→ **Problem statement**: Tally the lines in the following entries that include the word "nnach"; state only the total.

☆ ☆ ☆

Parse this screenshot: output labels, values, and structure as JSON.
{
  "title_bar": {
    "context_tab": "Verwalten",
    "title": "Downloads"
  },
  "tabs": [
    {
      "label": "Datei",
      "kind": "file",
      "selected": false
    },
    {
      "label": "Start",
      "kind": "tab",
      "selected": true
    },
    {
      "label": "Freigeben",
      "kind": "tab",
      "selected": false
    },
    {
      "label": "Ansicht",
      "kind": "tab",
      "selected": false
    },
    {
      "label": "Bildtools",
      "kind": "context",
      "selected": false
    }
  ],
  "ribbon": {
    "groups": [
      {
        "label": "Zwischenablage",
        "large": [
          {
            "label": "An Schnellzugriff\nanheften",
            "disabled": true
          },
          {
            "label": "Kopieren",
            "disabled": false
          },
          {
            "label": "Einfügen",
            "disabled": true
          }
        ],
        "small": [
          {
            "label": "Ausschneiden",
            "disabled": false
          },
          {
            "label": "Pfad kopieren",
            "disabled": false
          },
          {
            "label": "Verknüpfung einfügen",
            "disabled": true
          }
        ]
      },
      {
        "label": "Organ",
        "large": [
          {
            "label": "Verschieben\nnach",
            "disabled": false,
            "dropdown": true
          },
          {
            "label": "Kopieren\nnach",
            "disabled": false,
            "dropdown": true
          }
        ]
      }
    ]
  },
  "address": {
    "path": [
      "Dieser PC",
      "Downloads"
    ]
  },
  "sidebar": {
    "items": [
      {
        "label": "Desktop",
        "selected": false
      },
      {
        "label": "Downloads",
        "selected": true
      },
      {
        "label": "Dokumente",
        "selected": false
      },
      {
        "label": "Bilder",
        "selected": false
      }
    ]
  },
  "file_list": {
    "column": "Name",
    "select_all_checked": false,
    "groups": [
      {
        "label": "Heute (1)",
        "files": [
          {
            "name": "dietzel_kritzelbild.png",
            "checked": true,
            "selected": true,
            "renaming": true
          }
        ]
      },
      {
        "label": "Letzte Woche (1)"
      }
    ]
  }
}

☆ ☆ ☆

→ **Result for this exercise**: 2